> _Goal_
Extract the data exactly, missing nothing.

- - - -

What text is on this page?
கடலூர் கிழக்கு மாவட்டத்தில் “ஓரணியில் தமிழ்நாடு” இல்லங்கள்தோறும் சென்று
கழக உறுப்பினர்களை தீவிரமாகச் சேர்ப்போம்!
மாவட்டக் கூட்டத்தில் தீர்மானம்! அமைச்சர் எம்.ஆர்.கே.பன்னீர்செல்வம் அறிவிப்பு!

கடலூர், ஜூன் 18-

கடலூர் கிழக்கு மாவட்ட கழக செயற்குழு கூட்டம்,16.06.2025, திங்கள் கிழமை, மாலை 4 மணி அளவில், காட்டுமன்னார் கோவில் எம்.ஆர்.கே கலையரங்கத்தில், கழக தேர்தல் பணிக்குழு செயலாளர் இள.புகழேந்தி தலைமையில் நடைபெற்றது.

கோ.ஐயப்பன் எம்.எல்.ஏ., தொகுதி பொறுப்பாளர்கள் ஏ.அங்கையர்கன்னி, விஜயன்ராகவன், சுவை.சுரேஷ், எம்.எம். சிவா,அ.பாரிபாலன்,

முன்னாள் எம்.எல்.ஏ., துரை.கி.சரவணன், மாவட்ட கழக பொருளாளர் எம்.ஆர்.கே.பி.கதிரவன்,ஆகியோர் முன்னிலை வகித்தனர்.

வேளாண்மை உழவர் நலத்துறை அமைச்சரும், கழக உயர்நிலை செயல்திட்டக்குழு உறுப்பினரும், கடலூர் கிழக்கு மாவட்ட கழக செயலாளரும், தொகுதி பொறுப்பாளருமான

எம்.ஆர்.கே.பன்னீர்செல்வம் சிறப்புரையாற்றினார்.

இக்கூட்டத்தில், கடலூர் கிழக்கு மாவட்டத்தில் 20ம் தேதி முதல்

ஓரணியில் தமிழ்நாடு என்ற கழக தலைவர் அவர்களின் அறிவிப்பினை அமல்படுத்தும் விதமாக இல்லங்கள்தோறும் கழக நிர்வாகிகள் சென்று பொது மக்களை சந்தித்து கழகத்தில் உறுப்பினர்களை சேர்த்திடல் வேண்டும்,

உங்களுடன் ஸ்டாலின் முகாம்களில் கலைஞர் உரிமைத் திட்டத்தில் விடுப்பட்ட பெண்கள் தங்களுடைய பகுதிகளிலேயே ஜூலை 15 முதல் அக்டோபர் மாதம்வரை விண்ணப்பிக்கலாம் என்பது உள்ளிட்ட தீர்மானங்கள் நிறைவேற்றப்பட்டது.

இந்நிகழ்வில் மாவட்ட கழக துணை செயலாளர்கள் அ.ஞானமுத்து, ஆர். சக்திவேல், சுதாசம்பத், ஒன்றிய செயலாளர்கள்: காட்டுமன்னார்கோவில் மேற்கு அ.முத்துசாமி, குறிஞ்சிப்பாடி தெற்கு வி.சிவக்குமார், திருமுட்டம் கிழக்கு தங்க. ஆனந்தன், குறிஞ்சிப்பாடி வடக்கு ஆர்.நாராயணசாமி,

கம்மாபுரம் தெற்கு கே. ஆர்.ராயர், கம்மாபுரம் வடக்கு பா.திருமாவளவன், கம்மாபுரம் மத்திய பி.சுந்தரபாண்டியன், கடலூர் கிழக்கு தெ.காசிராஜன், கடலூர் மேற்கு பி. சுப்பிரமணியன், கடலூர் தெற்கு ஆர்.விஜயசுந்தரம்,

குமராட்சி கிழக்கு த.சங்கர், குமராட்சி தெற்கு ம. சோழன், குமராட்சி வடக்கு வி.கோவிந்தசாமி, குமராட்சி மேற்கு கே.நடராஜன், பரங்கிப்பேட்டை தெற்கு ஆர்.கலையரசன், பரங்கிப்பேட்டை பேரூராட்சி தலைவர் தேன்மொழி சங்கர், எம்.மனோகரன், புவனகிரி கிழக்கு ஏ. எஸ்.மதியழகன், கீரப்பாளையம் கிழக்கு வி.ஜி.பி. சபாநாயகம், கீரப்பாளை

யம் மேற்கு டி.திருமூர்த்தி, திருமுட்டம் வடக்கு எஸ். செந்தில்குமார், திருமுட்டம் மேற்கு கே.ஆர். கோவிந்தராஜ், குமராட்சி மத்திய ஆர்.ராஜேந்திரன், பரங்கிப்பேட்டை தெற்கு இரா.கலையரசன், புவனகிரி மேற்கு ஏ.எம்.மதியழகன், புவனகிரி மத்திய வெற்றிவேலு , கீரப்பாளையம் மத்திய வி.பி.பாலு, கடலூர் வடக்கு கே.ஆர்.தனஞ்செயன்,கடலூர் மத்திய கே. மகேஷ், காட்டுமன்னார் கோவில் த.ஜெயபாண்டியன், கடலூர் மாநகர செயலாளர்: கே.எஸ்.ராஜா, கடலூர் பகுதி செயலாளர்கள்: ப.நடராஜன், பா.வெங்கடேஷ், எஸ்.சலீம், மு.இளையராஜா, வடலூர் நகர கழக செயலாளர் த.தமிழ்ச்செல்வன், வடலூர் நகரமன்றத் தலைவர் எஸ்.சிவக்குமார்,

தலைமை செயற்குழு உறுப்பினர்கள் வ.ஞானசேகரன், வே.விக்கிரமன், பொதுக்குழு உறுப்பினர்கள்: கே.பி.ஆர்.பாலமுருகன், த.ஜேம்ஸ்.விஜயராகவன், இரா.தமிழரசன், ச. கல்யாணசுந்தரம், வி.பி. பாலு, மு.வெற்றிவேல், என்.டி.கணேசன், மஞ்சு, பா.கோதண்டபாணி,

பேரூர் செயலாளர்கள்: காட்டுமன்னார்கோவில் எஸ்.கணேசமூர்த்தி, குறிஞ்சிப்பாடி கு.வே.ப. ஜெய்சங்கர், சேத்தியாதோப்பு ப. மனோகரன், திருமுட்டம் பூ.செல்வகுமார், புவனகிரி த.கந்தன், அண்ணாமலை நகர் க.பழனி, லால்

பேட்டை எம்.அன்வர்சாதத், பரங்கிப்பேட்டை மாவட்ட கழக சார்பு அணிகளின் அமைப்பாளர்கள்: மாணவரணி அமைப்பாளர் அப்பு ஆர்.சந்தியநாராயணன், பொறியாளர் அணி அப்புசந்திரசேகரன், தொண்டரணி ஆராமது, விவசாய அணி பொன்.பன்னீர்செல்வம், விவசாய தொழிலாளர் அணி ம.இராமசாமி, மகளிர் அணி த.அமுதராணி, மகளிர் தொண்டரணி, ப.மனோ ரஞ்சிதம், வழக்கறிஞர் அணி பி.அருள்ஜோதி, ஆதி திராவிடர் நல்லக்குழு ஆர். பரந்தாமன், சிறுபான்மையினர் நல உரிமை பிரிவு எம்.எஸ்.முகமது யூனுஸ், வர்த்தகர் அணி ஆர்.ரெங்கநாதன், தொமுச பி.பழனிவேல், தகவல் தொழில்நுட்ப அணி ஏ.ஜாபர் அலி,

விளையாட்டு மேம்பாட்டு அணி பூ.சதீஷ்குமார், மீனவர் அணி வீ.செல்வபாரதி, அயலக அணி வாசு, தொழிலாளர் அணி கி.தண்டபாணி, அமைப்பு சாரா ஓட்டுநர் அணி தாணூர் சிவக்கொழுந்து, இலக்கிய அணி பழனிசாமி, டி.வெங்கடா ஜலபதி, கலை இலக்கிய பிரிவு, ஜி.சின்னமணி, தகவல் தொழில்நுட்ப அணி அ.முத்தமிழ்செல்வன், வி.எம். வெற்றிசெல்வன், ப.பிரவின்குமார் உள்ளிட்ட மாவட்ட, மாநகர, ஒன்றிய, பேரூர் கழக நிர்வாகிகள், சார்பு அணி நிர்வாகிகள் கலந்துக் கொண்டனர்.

- - - -

> _Correct answer_
What text is on this page?
கடலூர் கிழக்கு மாவட்டத்தில் “ஓரணியில் தமிழ்நாடு” இல்லங்கள்தோறும் சென்று
கழக உறுப்பினர்களை தீவிரமாகச் சேர்ப்போம்!
மாவட்டக் கூட்டத்தில் தீர்மானம்! அமைச்சர் எம்.ஆர்.கே.பன்னீர்செல்வம் அறிவிப்பு!

கடலூர், ஜூன் 18-

கடலூர் கிழக்கு மாவட்ட கழக செயற்குழு கூட்டம்,16.06.2025, திங்கள் கிழமை, மாலை 4 மணி அளவில், காட்டுமன்னார் கோவில் எம்.ஆர்.கே கலையரங்கத்தில், கழக தேர்தல் பணிக்குழு செயலாளர் இள.புகழேந்தி தலைமையில் நடைபெற்றது.

கோ.ஐயப்பன் எம்.எல்.ஏ., தொகுதி பொறுப்பாளர்கள் ஏ.அங்கையர்கன்னி, விஜயன்ராகவன், சுவை.சுரேஷ், எம்.எம். சிவா,அ.பாரிபாலன்,

முன்னாள் எம்.எல்.ஏ., துரை.கி.சரவணன், மாவட்ட கழக பொருளாளர் எம்.ஆர்.கே.பி.கதிரவன்,ஆகியோர் முன்னிலை வகித்தனர்.

வேளாண்மை உழவர் நலத்துறை அமைச்சரும், கழக உயர்நிலை செயல்திட்டக்குழு உறுப்பினரும், கடலூர் கிழக்கு மாவட்ட கழக செயலாளரும், தொகுதி பொறுப்பாளருமான

எம்.ஆர்.கே.பன்னீர்செல்வம் சிறப்புரையாற்றினார்.

இக்கூட்டத்தில், கடலூர் கிழக்கு மாவட்டத்தில் 20ம் தேதி முதல்

ஓரணியில் தமிழ்நாடு என்ற கழக தலைவர் அவர்களின் அறிவிப்பினை அமல்படுத்தும் விதமாக இல்லங்கள்தோறும் கழக நிர்வாகிகள் சென்று பொது மக்களை சந்தித்து கழகத்தில் உறுப்பினர்களை சேர்த்திடல் வேண்டும்,

உங்களுடன் ஸ்டாலின் முகாம்களில் கலைஞர் உரிமைத் திட்டத்தில் விடுப்பட்ட பெண்கள் தங்களுடைய பகுதிகளிலேயே ஜூலை 15 முதல் அக்டோபர் மாதம்வரை விண்ணப்பிக்கலாம் என்பது உள்ளிட்ட தீர்மானங்கள் நிறைவேற்றப்பட்டது.

இந்நிகழ்வில் மாவட்ட கழக துணை செயலாளர்கள் அ.ஞானமுத்து, ஆர். சக்திவேல், சுதாசம்பத், ஒன்றிய செயலாளர்கள்: காட்டுமன்னார்கோவில் மேற்கு அ.முத்துசாமி, குறிஞ்சிப்பாடி தெற்கு வி.சிவக்குமார், திருமுட்டம் கிழக்கு தங்க. ஆனந்தன், குறிஞ்சிப்பாடி வடக்கு ஆர்.நாராயணசாமி,

கம்மாபுரம் தெற்கு கே. ஆர்.ராயர், கம்மாபுரம் வடக்கு பா.திருமாவளவன், கம்மாபுரம் மத்திய பி.சுந்தரபாண்டியன், கடலூர் கிழக்கு தெ.காசிராஜன், கடலூர் மேற்கு பி. சுப்பிரமணியன், கடலூர் தெற்கு ஆர்.விஜயசுந்தரம்,

குமராட்சி கிழக்கு த.சங்கர், குமராட்சி தெற்கு ம. சோழன், குமராட்சி வடக்கு வி.கோவிந்தசாமி, குமராட்சி மேற்கு கே.நடராஜன், பரங்கிப்பேட்டை தெற்கு ஆர்.கலையரசன், பரங்கிப்பேட்டை பேரூராட்சி தலைவர் தேன்மொழி சங்கர், எம்.மனோகரன், புவனகிரி கிழக்கு ஏ. எஸ்.மதியழகன், கீரப்பாளையம் கிழக்கு வி.ஜி.பி. சபாநாயகம், கீரப்பாளை

யம் மேற்கு டி.திருமூர்த்தி, திருமுட்டம் வடக்கு எஸ். செந்தில்குமார், திருமுட்டம் மேற்கு கே.ஆர். கோவிந்தராஜ், குமராட்சி மத்திய ஆர்.ராஜேந்திரன், பரங்கிப்பேட்டை தெற்கு இரா.கலையரசன், புவனகிரி மேற்கு ஏ.எம்.மதியழகன், புவனகிரி மத்திய வெற்றிவேலு , கீரப்பாளையம் மத்திய வி.பி.பாலு, கடலூர் வடக்கு கே.ஆர்.தனஞ்செயன்,கடலூர் மத்திய கே. மகேஷ், காட்டுமன்னார் கோவில் த.ஜெயபாண்டியன், கடலூர் மாநகர செயலாளர்: கே.எஸ்.ராஜா, கடலூர் பகுதி செயலாளர்கள்: ப.நடராஜன், பா.வெங்கடேஷ், எஸ்.சலீம், மு.இளையராஜா, வடலூர் நகர கழக செயலாளர் த.தமிழ்ச்செல்வன், வடலூர் நகரமன்றத் தலைவர் எஸ்.சிவக்குமார்,

தலைமை செயற்குழு உறுப்பினர்கள் வ.ஞானசேகரன், வே.விக்கிரமன், பொதுக்குழு உறுப்பினர்கள்: கே.பி.ஆர்.பாலமுருகன், த.ஜேம்ஸ்.விஜயராகவன், இரா.தமிழரசன், ச. கல்யாணசுந்தரம், வி.பி. பாலு, மு.வெற்றிவேல், என்.டி.கணேசன், மஞ்சு, பா.கோதண்டபாணி,

பேரூர் செயலாளர்கள்: காட்டுமன்னார்கோவில் எஸ்.கணேசமூர்த்தி, குறிஞ்சிப்பாடி கு.வே.ப. ஜெய்சங்கர், சேத்தியாதோப்பு ப. மனோகரன், திருமுட்டம் பூ.செல்வகுமார், புவனகிரி த.கந்தன், அண்ணாமலை நகர் க.பழனி, லால்

பேட்டை எம்.அன்வர்சாதத், பரங்கிப்பேட்டை மாவட்ட கழக சார்பு அணிகளின் அமைப்பாளர்கள்: மாணவரணி அமைப்பாளர் அப்பு ஆர்.சந்தியநாராயணன், பொறியாளர் அணி அப்புசந்திரசேகரன், தொண்டரணி ஆராமது, விவசாய அணி பொன்.பன்னீர்செல்வம், விவசாய தொழிலாளர் அணி ம.இராமசாமி, மகளிர் அணி த.அமுதராணி, மகளிர் தொண்டரணி, ப.மனோ ரஞ்சிதம், வழக்கறிஞர் அணி பி.அருள்ஜோதி, ஆதி திராவிடர் நல்லக்குழு ஆர். பரந்தாமன், சிறுபான்மையினர் நல உரிமை பிரிவு எம்.எஸ்.முகமது யூனுஸ், வர்த்தகர் அணி ஆர்.ரெங்கநாதன், தொமுச பி.பழனிவேல், தகவல் தொழில்நுட்ப அணி ஏ.ஜாபர் அலி,

விளையாட்டு மேம்பாட்டு அணி பூ.சதீஷ்குமார், மீனவர் அணி வீ.செல்வபாரதி, அயலக அணி வாசு, தொழிலாளர் அணி கி.தண்டபாணி, அமைப்பு சாரா ஓட்டுநர் அணி தாணூர் சிவக்கொழுந்து, இலக்கிய அணி பழனிசாமி, டி.வெங்கடா ஜலபதி, கலை இலக்கிய பிரிவு, ஜி.சின்னமணி, தகவல் தொழில்நுட்ப அணி அ.முத்தமிழ்செல்வன், வி.எம். வெற்றிசெல்வன், ப.பிரவின்குமார் உள்ளிட்ட மாவட்ட, மாநகர, ஒன்றிய, பேரூர் கழக நிர்வாகிகள், சார்பு அணி நிர்வாகிகள் கலந்துக் கொண்டனர்.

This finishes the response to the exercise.